* Exercise data

◆ ◆ ◆ ◆ ◆ ◆ ◆

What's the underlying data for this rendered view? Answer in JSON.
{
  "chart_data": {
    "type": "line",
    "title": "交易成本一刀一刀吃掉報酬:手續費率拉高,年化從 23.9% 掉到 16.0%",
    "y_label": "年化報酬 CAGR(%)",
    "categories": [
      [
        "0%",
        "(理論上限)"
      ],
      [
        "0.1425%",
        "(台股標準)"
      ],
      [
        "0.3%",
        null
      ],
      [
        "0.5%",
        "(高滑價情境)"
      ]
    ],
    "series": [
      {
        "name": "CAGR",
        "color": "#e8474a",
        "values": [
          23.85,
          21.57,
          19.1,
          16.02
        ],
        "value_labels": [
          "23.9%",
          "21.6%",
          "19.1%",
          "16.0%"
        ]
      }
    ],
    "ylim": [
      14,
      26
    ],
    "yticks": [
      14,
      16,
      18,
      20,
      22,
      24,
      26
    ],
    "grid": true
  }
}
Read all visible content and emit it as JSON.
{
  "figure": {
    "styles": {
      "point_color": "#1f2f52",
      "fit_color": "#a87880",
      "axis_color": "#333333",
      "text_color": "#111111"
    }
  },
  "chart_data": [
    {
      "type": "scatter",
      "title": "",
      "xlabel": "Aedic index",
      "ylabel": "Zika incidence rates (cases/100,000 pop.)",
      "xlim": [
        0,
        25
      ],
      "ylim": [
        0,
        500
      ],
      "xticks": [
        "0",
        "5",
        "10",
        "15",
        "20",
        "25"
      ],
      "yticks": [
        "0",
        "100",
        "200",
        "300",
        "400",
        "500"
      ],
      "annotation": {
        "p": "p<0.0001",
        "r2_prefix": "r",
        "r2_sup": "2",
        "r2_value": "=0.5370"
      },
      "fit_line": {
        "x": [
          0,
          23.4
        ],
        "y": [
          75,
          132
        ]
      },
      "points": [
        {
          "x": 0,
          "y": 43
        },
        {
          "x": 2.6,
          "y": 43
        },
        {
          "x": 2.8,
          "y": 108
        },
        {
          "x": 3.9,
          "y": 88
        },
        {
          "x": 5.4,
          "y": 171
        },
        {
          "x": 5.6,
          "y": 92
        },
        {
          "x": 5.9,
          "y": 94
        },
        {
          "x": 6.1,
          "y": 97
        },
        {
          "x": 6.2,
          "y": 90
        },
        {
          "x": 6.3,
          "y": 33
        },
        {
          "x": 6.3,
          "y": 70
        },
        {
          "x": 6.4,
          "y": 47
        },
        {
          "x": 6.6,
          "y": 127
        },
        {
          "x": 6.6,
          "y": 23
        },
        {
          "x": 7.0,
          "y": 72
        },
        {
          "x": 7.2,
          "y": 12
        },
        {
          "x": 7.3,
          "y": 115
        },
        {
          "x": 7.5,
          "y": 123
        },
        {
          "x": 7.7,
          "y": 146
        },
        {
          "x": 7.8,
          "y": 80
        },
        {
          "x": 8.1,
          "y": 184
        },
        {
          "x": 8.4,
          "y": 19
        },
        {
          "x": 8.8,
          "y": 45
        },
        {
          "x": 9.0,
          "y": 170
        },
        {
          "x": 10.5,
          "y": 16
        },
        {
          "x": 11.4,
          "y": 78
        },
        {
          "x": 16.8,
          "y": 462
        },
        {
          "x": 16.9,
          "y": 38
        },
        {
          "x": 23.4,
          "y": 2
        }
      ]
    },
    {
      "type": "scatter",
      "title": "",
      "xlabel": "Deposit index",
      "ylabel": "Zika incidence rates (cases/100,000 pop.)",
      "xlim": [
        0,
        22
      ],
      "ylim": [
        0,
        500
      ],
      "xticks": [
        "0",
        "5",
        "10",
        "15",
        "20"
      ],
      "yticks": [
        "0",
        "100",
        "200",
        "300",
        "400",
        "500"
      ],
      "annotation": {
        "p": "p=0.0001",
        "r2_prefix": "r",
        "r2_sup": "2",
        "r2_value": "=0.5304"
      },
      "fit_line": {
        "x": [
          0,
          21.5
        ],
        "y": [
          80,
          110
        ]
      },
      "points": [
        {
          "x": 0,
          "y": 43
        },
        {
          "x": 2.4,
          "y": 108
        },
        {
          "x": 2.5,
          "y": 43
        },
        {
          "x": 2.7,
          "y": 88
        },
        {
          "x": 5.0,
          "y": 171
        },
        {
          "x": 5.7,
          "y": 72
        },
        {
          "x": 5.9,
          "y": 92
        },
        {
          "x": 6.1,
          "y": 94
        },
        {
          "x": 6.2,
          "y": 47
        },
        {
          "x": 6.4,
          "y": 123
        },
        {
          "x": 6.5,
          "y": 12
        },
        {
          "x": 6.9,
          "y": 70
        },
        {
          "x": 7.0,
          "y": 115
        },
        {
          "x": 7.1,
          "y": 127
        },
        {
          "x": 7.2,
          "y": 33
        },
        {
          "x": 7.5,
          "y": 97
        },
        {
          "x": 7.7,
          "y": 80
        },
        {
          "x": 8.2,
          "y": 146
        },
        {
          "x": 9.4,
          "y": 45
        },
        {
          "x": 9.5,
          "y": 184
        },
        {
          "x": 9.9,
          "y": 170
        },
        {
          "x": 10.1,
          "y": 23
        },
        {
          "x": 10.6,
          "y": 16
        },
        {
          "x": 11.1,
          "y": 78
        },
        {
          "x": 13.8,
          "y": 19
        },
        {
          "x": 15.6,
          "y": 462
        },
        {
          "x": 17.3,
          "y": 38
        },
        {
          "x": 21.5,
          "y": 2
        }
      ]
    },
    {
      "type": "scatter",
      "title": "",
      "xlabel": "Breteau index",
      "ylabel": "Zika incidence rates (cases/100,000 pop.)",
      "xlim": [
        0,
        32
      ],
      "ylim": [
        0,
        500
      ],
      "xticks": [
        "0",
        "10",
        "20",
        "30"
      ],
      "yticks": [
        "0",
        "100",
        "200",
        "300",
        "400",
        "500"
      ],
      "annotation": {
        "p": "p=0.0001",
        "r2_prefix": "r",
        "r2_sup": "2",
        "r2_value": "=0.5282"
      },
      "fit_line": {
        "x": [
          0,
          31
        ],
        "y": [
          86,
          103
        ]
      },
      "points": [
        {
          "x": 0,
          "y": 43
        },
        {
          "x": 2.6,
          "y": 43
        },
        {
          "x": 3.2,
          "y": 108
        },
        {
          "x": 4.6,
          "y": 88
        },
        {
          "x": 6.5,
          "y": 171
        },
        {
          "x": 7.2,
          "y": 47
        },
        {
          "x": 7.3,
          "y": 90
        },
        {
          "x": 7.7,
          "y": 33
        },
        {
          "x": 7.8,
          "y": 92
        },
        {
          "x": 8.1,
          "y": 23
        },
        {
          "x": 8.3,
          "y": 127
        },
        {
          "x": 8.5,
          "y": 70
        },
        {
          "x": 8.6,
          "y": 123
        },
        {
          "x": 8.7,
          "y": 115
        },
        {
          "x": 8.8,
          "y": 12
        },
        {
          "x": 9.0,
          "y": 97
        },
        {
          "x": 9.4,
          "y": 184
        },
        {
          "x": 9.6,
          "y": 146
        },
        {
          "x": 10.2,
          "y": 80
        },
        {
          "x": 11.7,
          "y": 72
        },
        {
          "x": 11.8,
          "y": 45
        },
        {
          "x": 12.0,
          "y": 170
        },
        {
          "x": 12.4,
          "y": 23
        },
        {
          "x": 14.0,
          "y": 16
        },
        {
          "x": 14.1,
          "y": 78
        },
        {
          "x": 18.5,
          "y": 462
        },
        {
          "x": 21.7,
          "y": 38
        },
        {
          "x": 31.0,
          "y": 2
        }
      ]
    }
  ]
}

◆ ◆ ◆ ◆ ◆ ◆ ◆

* Required work
Print every record above exactly as written.

* Answer in full
What's the underlying data for this rendered view? Answer in JSON.
{
  "chart_data": {
    "type": "line",
    "title": "交易成本一刀一刀吃掉報酬:手續費率拉高,年化從 23.9% 掉到 16.0%",
    "y_label": "年化報酬 CAGR(%)",
    "categories": [
      [
        "0%",
        "(理論上限)"
      ],
      [
        "0.1425%",
        "(台股標準)"
      ],
      [
        "0.3%",
        null
      ],
      [
        "0.5%",
        "(高滑價情境)"
      ]
    ],
    "series": [
      {
        "name": "CAGR",
        "color": "#e8474a",
        "values": [
          23.85,
          21.57,
          19.1,
          16.02
        ],
        "value_labels": [
          "23.9%",
          "21.6%",
          "19.1%",
          "16.0%"
        ]
      }
    ],
    "ylim": [
      14,
      26
    ],
    "yticks": [
      14,
      16,
      18,
      20,
      22,
      24,
      26
    ],
    "grid": true
  }
}
Read all visible content and emit it as JSON.
{
  "figure": {
    "styles": {
      "point_color": "#1f2f52",
      "fit_color": "#a87880",
      "axis_color": "#333333",
      "text_color": "#111111"
    }
  },
  "chart_data": [
    {
      "type": "scatter",
      "title": "",
      "xlabel": "Aedic index",
      "ylabel": "Zika incidence rates (cases/100,000 pop.)",
      "xlim": [
        0,
        25
      ],
      "ylim": [
        0,
        500
      ],
      "xticks": [
        "0",
        "5",
        "10",
        "15",
        "20",
        "25"
      ],
      "yticks": [
        "0",
        "100",
        "200",
        "300",
        "400",
        "500"
      ],
      "annotation": {
        "p": "p<0.0001",
        "r2_prefix": "r",
        "r2_sup": "2",
        "r2_value": "=0.5370"
      },
      "fit_line": {
        "x": [
          0,
          23.4
        ],
        "y": [
          75,
          132
        ]
      },
      "points": [
        {
          "x": 0,
          "y": 43
        },
        {
          "x": 2.6,
          "y": 43
        },
        {
          "x": 2.8,
          "y": 108
        },
        {
          "x": 3.9,
          "y": 88
        },
        {
          "x": 5.4,
          "y": 171
        },
        {
          "x": 5.6,
          "y": 92
        },
        {
          "x": 5.9,
          "y": 94
        },
        {
          "x": 6.1,
          "y": 97
        },
        {
          "x": 6.2,
          "y": 90
        },
        {
          "x": 6.3,
          "y": 33
        },
        {
          "x": 6.3,
          "y": 70
        },
        {
          "x": 6.4,
          "y": 47
        },
        {
          "x": 6.6,
          "y": 127
        },
        {
          "x": 6.6,
          "y": 23
        },
        {
          "x": 7.0,
          "y": 72
        },
        {
          "x": 7.2,
          "y": 12
        },
        {
          "x": 7.3,
          "y": 115
        },
        {
          "x": 7.5,
          "y": 123
        },
        {
          "x": 7.7,
          "y": 146
        },
        {
          "x": 7.8,
          "y": 80
        },
        {
          "x": 8.1,
          "y": 184
        },
        {
          "x": 8.4,
          "y": 19
        },
        {
          "x": 8.8,
          "y": 45
        },
        {
          "x": 9.0,
          "y": 170
        },
        {
          "x": 10.5,
          "y": 16
        },
        {
          "x": 11.4,
          "y": 78
        },
        {
          "x": 16.8,
          "y": 462
        },
        {
          "x": 16.9,
          "y": 38
        },
        {
          "x": 23.4,
          "y": 2
        }
      ]
    },
    {
      "type": "scatter",
      "title": "",
      "xlabel": "Deposit index",
      "ylabel": "Zika incidence rates (cases/100,000 pop.)",
      "xlim": [
        0,
        22
      ],
      "ylim": [
        0,
        500
      ],
      "xticks": [
        "0",
        "5",
        "10",
        "15",
        "20"
      ],
      "yticks": [
        "0",
        "100",
        "200",
        "300",
        "400",
        "500"
      ],
      "annotation": {
        "p": "p=0.0001",
        "r2_prefix": "r",
        "r2_sup": "2",
        "r2_value": "=0.5304"
      },
      "fit_line": {
        "x": [
          0,
          21.5
        ],
        "y": [
          80,
          110
        ]
      },
      "points": [
        {
          "x": 0,
          "y": 43
        },
        {
          "x": 2.4,
          "y": 108
        },
        {
          "x": 2.5,
          "y": 43
        },
        {
          "x": 2.7,
          "y": 88
        },
        {
          "x": 5.0,
          "y": 171
        },
        {
          "x": 5.7,
          "y": 72
        },
        {
          "x": 5.9,
          "y": 92
        },
        {
          "x": 6.1,
          "y": 94
        },
        {
          "x": 6.2,
          "y": 47
        },
        {
          "x": 6.4,
          "y": 123
        },
        {
          "x": 6.5,
          "y": 12
        },
        {
          "x": 6.9,
          "y": 70
        },
        {
          "x": 7.0,
          "y": 115
        },
        {
          "x": 7.1,
          "y": 127
        },
        {
          "x": 7.2,
          "y": 33
        },
        {
          "x": 7.5,
          "y": 97
        },
        {
          "x": 7.7,
          "y": 80
        },
        {
          "x": 8.2,
          "y": 146
        },
        {
          "x": 9.4,
          "y": 45
        },
        {
          "x": 9.5,
          "y": 184
        },
        {
          "x": 9.9,
          "y": 170
        },
        {
          "x": 10.1,
          "y": 23
        },
        {
          "x": 10.6,
          "y": 16
        },
        {
          "x": 11.1,
          "y": 78
        },
        {
          "x": 13.8,
          "y": 19
        },
        {
          "x": 15.6,
          "y": 462
        },
        {
          "x": 17.3,
          "y": 38
        },
        {
          "x": 21.5,
          "y": 2
        }
      ]
    },
    {
      "type": "scatter",
      "title": "",
      "xlabel": "Breteau index",
      "ylabel": "Zika incidence rates (cases/100,000 pop.)",
      "xlim": [
        0,
        32
      ],
      "ylim": [
        0,
        500
      ],
      "xticks": [
        "0",
        "10",
        "20",
        "30"
      ],
      "yticks": [
        "0",
        "100",
        "200",
        "300",
        "400",
        "500"
      ],
      "annotation": {
        "p": "p=0.0001",
        "r2_prefix": "r",
        "r2_sup": "2",
        "r2_value": "=0.5282"
      },
      "fit_line": {
        "x": [
          0,
          31
        ],
        "y": [
          86,
          103
        ]
      },
      "points": [
        {
          "x": 0,
          "y": 43
        },
        {
          "x": 2.6,
          "y": 43
        },
        {
          "x": 3.2,
          "y": 108
        },
        {
          "x": 4.6,
          "y": 88
        },
        {
          "x": 6.5,
          "y": 171
        },
        {
          "x": 7.2,
          "y": 47
        },
        {
          "x": 7.3,
          "y": 90
        },
        {
          "x": 7.7,
          "y": 33
        },
        {
          "x": 7.8,
          "y": 92
        },
        {
          "x": 8.1,
          "y": 23
        },
        {
          "x": 8.3,
          "y": 127
        },
        {
          "x": 8.5,
          "y": 70
        },
        {
          "x": 8.6,
          "y": 123
        },
        {
          "x": 8.7,
          "y": 115
        },
        {
          "x": 8.8,
          "y": 12
        },
        {
          "x": 9.0,
          "y": 97
        },
        {
          "x": 9.4,
          "y": 184
        },
        {
          "x": 9.6,
          "y": 146
        },
        {
          "x": 10.2,
          "y": 80
        },
        {
          "x": 11.7,
          "y": 72
        },
        {
          "x": 11.8,
          "y": 45
        },
        {
          "x": 12.0,
          "y": 170
        },
        {
          "x": 12.4,
          "y": 23
        },
        {
          "x": 14.0,
          "y": 16
        },
        {
          "x": 14.1,
          "y": 78
        },
        {
          "x": 18.5,
          "y": 462
        },
        {
          "x": 21.7,
          "y": 38
        },
        {
          "x": 31.0,
          "y": 2
        }
      ]
    }
  ]
}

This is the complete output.